Exercise instructions - In full and word for word, return the listing that follows.

----- Record set -----

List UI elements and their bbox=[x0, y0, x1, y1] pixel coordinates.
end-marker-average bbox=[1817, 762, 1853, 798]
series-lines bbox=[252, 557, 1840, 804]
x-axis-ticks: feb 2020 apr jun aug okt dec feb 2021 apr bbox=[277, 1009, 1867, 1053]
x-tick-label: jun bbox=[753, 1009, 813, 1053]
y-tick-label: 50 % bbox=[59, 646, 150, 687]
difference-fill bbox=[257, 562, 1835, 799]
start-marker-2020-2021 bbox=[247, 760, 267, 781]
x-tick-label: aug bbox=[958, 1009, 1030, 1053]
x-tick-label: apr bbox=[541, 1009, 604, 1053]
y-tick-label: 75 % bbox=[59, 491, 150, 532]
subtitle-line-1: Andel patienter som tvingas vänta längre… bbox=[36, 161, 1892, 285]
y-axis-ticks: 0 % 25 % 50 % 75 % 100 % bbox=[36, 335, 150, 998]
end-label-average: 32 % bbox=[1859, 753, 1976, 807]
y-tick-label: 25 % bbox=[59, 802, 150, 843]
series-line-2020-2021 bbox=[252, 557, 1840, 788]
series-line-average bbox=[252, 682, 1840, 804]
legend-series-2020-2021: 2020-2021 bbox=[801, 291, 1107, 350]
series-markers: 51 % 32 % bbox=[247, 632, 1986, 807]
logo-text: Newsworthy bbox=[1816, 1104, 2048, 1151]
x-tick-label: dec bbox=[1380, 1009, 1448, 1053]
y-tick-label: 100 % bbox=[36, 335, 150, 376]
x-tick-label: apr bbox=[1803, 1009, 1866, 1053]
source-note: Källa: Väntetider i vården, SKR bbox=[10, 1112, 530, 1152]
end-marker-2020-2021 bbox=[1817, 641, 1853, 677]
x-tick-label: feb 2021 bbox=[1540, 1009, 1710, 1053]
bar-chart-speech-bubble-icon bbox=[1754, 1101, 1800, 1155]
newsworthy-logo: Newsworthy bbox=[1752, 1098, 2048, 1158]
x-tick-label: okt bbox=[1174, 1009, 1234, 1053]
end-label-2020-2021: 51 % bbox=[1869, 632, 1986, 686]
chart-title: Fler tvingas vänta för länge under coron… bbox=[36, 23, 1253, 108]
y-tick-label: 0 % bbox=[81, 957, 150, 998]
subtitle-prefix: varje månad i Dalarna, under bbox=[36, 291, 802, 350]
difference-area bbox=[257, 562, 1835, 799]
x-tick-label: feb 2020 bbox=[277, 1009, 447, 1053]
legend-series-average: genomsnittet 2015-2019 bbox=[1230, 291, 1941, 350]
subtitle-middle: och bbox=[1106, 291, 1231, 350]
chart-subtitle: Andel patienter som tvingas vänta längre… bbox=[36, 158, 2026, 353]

-----

Task result -
List UI elements and their bbox=[x0, y0, x1, y1] pixel coordinates.
end-marker-average bbox=[1817, 762, 1853, 798]
series-lines bbox=[252, 557, 1840, 804]
x-axis-ticks: feb 2020 apr jun aug okt dec feb 2021 apr bbox=[277, 1009, 1867, 1053]
x-tick-label: jun bbox=[753, 1009, 813, 1053]
y-tick-label: 50 % bbox=[59, 646, 150, 687]
difference-fill bbox=[257, 562, 1835, 799]
start-marker-2020-2021 bbox=[247, 760, 267, 781]
x-tick-label: aug bbox=[958, 1009, 1030, 1053]
x-tick-label: apr bbox=[541, 1009, 604, 1053]
y-tick-label: 75 % bbox=[59, 491, 150, 532]
subtitle-line-1: Andel patienter som tvingas vänta längre… bbox=[36, 161, 1892, 285]
y-axis-ticks: 0 % 25 % 50 % 75 % 100 % bbox=[36, 335, 150, 998]
end-label-average: 32 % bbox=[1859, 753, 1976, 807]
y-tick-label: 25 % bbox=[59, 802, 150, 843]
series-line-2020-2021 bbox=[252, 557, 1840, 788]
series-line-average bbox=[252, 682, 1840, 804]
legend-series-2020-2021: 2020-2021 bbox=[801, 291, 1107, 350]
series-markers: 51 % 32 % bbox=[247, 632, 1986, 807]
logo-text: Newsworthy bbox=[1816, 1104, 2048, 1151]
x-tick-label: dec bbox=[1380, 1009, 1448, 1053]
y-tick-label: 100 % bbox=[36, 335, 150, 376]
x-tick-label: apr bbox=[1803, 1009, 1866, 1053]
source-note: Källa: Väntetider i vården, SKR bbox=[10, 1112, 530, 1152]
end-marker-2020-2021 bbox=[1817, 641, 1853, 677]
x-tick-label: feb 2021 bbox=[1540, 1009, 1710, 1053]
bar-chart-speech-bubble-icon bbox=[1754, 1101, 1800, 1155]
newsworthy-logo: Newsworthy bbox=[1752, 1098, 2048, 1158]
x-tick-label: okt bbox=[1174, 1009, 1234, 1053]
end-label-2020-2021: 51 % bbox=[1869, 632, 1986, 686]
chart-title: Fler tvingas vänta för länge under coron… bbox=[36, 23, 1253, 108]
y-tick-label: 0 % bbox=[81, 957, 150, 998]
subtitle-prefix: varje månad i Dalarna, under bbox=[36, 291, 802, 350]
difference-area bbox=[257, 562, 1835, 799]
x-tick-label: feb 2020 bbox=[277, 1009, 447, 1053]
legend-series-average: genomsnittet 2015-2019 bbox=[1230, 291, 1941, 350]
subtitle-middle: och bbox=[1106, 291, 1231, 350]
chart-subtitle: Andel patienter som tvingas vänta längre… bbox=[36, 158, 2026, 353]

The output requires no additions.